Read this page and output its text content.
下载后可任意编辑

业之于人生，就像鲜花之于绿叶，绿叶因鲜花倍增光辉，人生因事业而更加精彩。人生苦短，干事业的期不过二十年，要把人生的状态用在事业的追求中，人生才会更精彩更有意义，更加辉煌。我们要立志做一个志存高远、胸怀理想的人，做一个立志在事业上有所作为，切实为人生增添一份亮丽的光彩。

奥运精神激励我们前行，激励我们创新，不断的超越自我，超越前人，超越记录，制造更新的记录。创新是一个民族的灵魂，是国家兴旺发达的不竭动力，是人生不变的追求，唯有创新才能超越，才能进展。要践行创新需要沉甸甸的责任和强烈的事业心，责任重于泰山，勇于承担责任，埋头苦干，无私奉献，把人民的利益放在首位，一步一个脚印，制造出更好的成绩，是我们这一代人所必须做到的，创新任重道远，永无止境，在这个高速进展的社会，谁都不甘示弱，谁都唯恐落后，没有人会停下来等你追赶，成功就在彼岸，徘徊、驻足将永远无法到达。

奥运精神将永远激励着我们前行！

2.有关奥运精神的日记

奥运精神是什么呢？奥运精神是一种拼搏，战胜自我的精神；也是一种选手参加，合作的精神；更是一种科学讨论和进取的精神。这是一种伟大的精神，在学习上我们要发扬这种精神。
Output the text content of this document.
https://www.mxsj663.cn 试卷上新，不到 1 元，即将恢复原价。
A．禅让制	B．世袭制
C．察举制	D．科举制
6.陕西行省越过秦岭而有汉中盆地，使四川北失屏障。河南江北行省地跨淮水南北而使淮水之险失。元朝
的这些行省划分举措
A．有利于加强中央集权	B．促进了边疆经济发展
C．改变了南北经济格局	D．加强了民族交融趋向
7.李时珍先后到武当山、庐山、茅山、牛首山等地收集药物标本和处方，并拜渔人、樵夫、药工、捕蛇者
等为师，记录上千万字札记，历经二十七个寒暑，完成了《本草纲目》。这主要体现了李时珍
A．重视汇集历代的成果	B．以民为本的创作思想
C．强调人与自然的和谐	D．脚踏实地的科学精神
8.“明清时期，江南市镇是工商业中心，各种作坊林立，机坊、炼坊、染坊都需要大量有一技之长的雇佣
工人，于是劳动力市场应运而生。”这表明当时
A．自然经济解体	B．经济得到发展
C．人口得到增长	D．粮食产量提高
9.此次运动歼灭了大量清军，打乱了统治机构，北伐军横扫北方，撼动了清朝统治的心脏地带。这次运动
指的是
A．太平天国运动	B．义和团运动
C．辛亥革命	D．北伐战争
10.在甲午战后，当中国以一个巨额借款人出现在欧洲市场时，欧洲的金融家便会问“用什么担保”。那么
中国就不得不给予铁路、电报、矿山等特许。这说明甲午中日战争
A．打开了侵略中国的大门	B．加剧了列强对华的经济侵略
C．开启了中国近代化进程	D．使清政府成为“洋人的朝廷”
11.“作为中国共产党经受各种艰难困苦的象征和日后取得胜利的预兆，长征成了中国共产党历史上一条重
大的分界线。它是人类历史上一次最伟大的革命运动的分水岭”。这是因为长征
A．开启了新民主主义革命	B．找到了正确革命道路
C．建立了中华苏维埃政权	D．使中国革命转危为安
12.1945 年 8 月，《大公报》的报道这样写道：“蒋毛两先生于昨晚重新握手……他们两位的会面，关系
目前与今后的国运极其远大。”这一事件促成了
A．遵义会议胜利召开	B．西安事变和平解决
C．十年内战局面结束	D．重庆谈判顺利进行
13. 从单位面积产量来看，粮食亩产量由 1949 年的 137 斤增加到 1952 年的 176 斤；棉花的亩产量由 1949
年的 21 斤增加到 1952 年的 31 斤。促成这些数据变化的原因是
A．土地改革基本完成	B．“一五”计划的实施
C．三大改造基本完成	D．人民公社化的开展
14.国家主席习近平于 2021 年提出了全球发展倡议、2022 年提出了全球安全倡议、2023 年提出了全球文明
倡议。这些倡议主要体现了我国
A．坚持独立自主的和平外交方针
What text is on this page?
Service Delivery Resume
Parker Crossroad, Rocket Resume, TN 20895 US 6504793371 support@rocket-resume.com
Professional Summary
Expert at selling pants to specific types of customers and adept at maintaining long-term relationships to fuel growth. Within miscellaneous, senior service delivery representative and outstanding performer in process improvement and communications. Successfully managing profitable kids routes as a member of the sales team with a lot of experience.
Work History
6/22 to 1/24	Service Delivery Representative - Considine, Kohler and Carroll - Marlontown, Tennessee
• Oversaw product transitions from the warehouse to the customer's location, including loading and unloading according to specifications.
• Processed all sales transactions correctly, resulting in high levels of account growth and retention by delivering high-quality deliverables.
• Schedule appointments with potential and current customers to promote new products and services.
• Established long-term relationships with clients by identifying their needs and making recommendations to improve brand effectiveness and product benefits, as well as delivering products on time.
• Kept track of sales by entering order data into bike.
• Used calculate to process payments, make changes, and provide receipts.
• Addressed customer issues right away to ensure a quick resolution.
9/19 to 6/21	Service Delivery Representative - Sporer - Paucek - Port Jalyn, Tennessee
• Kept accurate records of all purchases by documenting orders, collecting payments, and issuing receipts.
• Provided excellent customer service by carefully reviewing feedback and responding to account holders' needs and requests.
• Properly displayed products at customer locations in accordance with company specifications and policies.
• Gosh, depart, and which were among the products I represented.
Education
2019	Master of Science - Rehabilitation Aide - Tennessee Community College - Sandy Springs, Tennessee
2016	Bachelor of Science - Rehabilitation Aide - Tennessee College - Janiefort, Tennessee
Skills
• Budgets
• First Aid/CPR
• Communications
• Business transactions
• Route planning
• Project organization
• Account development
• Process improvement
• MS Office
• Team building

══════════

— Problem to solve —
List every line above containing the word "Resume".

— Output of the exercise —
Service Delivery Resume
Parker Crossroad, Rocket Resume, TN 20895 US 6504793371 support@rocket-resume.com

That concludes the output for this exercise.